### DATA SHOWN
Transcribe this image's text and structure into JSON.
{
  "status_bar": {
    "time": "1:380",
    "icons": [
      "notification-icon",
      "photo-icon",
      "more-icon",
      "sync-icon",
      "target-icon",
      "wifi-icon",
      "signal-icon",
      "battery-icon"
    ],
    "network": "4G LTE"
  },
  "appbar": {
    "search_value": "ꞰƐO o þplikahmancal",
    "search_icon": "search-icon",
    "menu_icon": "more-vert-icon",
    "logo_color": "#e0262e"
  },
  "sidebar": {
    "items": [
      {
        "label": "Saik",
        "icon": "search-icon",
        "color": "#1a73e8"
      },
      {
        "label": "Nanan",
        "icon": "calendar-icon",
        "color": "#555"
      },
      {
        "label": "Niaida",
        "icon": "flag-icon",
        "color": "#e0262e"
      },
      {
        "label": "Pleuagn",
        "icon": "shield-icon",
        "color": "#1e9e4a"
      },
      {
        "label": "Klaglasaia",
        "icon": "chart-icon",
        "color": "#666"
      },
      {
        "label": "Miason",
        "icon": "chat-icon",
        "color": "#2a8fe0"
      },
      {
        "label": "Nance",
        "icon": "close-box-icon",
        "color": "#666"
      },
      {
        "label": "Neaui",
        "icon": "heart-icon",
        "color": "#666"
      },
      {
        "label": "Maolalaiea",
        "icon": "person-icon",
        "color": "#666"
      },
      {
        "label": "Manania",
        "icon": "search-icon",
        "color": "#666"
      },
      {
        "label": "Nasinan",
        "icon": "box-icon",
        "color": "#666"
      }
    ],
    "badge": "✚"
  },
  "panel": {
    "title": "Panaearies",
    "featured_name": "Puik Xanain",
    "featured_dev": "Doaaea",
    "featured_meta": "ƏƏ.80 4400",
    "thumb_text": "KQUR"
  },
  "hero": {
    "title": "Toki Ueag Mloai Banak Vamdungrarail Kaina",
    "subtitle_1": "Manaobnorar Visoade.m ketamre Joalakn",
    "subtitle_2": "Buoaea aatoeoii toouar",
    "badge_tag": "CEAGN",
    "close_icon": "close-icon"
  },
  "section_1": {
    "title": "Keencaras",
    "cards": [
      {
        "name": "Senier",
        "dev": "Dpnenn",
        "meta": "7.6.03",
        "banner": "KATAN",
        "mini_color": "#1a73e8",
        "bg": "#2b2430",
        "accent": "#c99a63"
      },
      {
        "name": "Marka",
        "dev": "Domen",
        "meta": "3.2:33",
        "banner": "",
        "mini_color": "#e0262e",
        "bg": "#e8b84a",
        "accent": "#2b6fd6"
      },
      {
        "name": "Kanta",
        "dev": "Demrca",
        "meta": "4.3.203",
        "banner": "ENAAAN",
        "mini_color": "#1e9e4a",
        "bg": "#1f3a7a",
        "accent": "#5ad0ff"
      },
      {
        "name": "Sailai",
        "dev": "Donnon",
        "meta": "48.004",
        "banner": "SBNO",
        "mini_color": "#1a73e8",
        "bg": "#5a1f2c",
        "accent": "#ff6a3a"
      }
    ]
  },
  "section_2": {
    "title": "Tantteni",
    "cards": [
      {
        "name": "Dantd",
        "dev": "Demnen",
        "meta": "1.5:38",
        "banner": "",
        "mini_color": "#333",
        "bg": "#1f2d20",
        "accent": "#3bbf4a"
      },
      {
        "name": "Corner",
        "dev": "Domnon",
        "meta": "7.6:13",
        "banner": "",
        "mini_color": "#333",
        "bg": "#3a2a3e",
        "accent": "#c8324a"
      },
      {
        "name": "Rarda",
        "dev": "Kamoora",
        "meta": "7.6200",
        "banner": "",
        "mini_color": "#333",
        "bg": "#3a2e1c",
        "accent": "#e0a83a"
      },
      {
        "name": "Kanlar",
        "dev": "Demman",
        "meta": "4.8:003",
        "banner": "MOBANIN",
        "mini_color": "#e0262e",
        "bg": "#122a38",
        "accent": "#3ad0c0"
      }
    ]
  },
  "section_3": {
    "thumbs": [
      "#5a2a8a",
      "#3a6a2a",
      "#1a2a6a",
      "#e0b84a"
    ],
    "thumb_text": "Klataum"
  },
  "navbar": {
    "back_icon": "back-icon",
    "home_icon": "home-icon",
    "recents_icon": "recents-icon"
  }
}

### STATED PROBLEM
Extract all of the data shown above without alteration.

### REPLY TO THE TASK
Transcribe this image's text and structure into JSON.
{
  "status_bar": {
    "time": "1:380",
    "icons": [
      "notification-icon",
      "photo-icon",
      "more-icon",
      "sync-icon",
      "target-icon",
      "wifi-icon",
      "signal-icon",
      "battery-icon"
    ],
    "network": "4G LTE"
  },
  "appbar": {
    "search_value": "ꞰƐO o þplikahmancal",
    "search_icon": "search-icon",
    "menu_icon": "more-vert-icon",
    "logo_color": "#e0262e"
  },
  "sidebar": {
    "items": [
      {
        "label": "Saik",
        "icon": "search-icon",
        "color": "#1a73e8"
      },
      {
        "label": "Nanan",
        "icon": "calendar-icon",
        "color": "#555"
      },
      {
        "label": "Niaida",
        "icon": "flag-icon",
        "color": "#e0262e"
      },
      {
        "label": "Pleuagn",
        "icon": "shield-icon",
        "color": "#1e9e4a"
      },
      {
        "label": "Klaglasaia",
        "icon": "chart-icon",
        "color": "#666"
      },
      {
        "label": "Miason",
        "icon": "chat-icon",
        "color": "#2a8fe0"
      },
      {
        "label": "Nance",
        "icon": "close-box-icon",
        "color": "#666"
      },
      {
        "label": "Neaui",
        "icon": "heart-icon",
        "color": "#666"
      },
      {
        "label": "Maolalaiea",
        "icon": "person-icon",
        "color": "#666"
      },
      {
        "label": "Manania",
        "icon": "search-icon",
        "color": "#666"
      },
      {
        "label": "Nasinan",
        "icon": "box-icon",
        "color": "#666"
      }
    ],
    "badge": "✚"
  },
  "panel": {
    "title": "Panaearies",
    "featured_name": "Puik Xanain",
    "featured_dev": "Doaaea",
    "featured_meta": "ƏƏ.80 4400",
    "thumb_text": "KQUR"
  },
  "hero": {
    "title": "Toki Ueag Mloai Banak Vamdungrarail Kaina",
    "subtitle_1": "Manaobnorar Visoade.m ketamre Joalakn",
    "subtitle_2": "Buoaea aatoeoii toouar",
    "badge_tag": "CEAGN",
    "close_icon": "close-icon"
  },
  "section_1": {
    "title": "Keencaras",
    "cards": [
      {
        "name": "Senier",
        "dev": "Dpnenn",
        "meta": "7.6.03",
        "banner": "KATAN",
        "mini_color": "#1a73e8",
        "bg": "#2b2430",
        "accent": "#c99a63"
      },
      {
        "name": "Marka",
        "dev": "Domen",
        "meta": "3.2:33",
        "banner": "",
        "mini_color": "#e0262e",
        "bg": "#e8b84a",
        "accent": "#2b6fd6"
      },
      {
        "name": "Kanta",
        "dev": "Demrca",
        "meta": "4.3.203",
        "banner": "ENAAAN",
        "mini_color": "#1e9e4a",
        "bg": "#1f3a7a",
        "accent": "#5ad0ff"
      },
      {
        "name": "Sailai",
        "dev": "Donnon",
        "meta": "48.004",
        "banner": "SBNO",
        "mini_color": "#1a73e8",
        "bg": "#5a1f2c",
        "accent": "#ff6a3a"
      }
    ]
  },
  "section_2": {
    "title": "Tantteni",
    "cards": [
      {
        "name": "Dantd",
        "dev": "Demnen",
        "meta": "1.5:38",
        "banner": "",
        "mini_color": "#333",
        "bg": "#1f2d20",
        "accent": "#3bbf4a"
      },
      {
        "name": "Corner",
        "dev": "Domnon",
        "meta": "7.6:13",
        "banner": "",
        "mini_color": "#333",
        "bg": "#3a2a3e",
        "accent": "#c8324a"
      },
      {
        "name": "Rarda",
        "dev": "Kamoora",
        "meta": "7.6200",
        "banner": "",
        "mini_color": "#333",
        "bg": "#3a2e1c",
        "accent": "#e0a83a"
      },
      {
        "name": "Kanlar",
        "dev": "Demman",
        "meta": "4.8:003",
        "banner": "MOBANIN",
        "mini_color": "#e0262e",
        "bg": "#122a38",
        "accent": "#3ad0c0"
      }
    ]
  },
  "section_3": {
    "thumbs": [
      "#5a2a8a",
      "#3a6a2a",
      "#1a2a6a",
      "#e0b84a"
    ],
    "thumb_text": "Klataum"
  },
  "navbar": {
    "back_icon": "back-icon",
    "home_icon": "home-icon",
    "recents_icon": "recents-icon"
  }
}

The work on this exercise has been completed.